▶ _Data records_
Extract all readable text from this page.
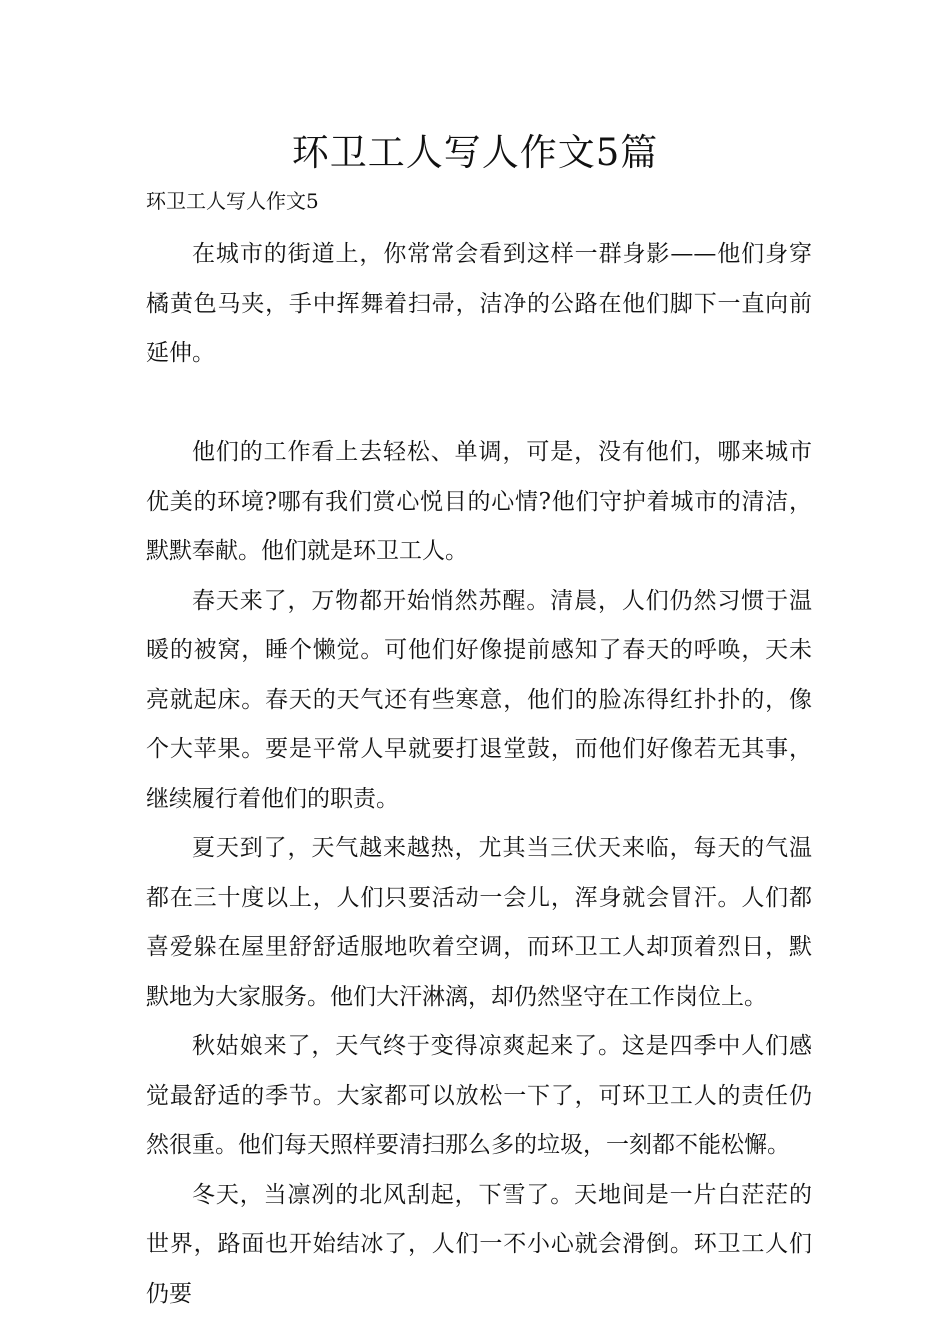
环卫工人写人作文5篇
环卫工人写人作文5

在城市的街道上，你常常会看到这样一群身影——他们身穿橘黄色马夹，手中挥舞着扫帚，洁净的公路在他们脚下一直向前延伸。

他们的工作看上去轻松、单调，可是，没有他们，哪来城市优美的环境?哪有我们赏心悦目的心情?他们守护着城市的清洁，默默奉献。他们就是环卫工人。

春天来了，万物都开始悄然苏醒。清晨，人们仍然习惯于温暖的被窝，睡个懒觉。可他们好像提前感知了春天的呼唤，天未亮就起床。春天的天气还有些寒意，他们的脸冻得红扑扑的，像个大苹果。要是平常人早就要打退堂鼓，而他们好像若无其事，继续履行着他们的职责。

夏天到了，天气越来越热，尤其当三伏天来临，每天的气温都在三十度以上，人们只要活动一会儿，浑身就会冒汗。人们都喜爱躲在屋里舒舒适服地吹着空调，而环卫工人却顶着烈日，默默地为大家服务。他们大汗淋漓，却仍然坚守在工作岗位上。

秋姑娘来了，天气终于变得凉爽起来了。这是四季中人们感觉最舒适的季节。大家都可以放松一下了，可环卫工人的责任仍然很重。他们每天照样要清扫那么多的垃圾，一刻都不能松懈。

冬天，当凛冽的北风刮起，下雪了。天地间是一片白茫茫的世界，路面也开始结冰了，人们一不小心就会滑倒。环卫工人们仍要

---

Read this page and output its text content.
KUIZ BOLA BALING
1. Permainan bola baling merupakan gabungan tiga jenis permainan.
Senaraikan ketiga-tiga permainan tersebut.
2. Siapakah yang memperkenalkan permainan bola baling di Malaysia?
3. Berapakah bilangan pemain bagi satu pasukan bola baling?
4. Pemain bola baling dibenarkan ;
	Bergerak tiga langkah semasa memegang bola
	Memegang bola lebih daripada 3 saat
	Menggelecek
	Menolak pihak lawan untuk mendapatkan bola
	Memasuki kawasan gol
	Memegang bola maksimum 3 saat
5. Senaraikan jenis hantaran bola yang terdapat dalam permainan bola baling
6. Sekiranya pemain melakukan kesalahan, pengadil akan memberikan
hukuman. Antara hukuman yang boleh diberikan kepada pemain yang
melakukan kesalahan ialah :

==

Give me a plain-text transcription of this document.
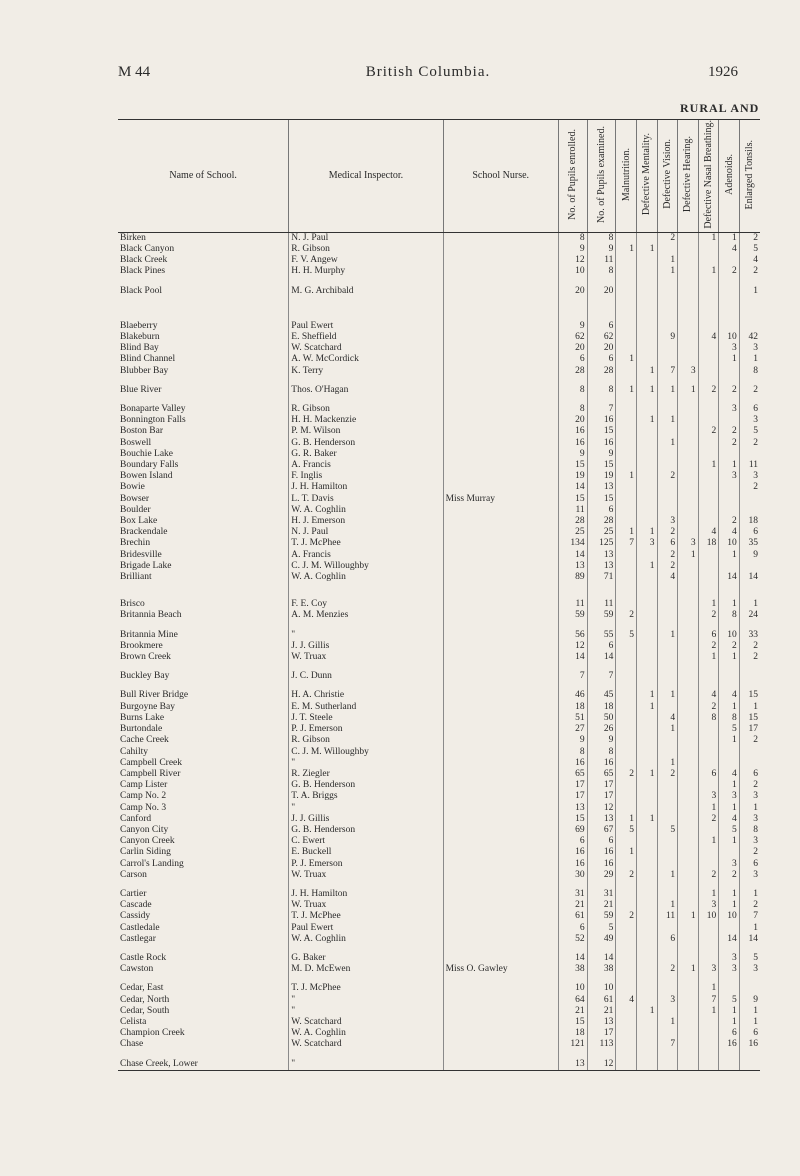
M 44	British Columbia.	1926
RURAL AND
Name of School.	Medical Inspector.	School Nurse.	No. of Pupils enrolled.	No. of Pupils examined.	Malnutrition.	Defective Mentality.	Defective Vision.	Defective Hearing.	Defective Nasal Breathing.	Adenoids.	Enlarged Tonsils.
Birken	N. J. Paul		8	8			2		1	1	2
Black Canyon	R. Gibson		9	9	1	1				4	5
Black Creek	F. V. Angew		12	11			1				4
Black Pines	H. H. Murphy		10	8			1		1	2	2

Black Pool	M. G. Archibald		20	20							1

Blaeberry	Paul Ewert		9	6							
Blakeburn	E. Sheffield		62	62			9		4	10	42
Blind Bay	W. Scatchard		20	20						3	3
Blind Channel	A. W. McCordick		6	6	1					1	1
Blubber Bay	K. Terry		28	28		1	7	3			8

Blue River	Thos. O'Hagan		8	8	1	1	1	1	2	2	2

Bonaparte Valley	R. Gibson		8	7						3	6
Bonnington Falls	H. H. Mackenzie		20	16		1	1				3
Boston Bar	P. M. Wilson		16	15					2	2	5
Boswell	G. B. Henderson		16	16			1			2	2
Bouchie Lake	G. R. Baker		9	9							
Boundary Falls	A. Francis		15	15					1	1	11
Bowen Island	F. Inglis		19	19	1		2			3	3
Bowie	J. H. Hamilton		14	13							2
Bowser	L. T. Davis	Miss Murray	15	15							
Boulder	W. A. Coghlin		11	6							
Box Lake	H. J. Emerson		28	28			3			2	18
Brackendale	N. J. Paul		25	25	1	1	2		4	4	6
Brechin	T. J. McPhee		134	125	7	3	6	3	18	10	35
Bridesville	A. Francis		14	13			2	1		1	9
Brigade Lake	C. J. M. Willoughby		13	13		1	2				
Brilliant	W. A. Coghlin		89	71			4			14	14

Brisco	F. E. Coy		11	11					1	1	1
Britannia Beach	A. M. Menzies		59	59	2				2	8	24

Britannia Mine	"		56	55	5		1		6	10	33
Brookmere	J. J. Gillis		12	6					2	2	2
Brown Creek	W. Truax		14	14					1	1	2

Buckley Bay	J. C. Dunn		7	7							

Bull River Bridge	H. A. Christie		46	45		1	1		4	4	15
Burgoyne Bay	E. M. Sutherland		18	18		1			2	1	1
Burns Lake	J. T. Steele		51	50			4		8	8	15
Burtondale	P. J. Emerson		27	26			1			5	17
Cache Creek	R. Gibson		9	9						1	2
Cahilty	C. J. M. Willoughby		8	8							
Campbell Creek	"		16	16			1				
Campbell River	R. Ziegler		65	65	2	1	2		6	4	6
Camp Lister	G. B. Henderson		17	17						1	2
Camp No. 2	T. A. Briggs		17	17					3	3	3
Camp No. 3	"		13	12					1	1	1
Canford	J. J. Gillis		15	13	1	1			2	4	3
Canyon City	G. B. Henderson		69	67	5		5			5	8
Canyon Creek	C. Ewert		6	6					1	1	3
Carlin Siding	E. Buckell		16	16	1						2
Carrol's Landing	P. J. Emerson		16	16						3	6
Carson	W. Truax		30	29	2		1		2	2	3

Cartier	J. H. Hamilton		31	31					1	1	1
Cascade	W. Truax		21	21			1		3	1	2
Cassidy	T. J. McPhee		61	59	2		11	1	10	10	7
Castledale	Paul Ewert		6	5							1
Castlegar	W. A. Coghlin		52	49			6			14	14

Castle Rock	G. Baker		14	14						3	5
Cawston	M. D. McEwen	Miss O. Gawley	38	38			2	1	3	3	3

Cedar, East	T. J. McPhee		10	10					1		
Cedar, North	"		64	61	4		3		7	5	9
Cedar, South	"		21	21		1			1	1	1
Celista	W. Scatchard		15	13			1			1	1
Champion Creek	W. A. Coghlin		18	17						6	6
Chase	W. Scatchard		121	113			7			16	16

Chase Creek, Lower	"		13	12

▶ _What you need to do_
Find every line of the data that holds the string "Ewert", then say how many there are and nothing else.

▶ _Result of the task_
3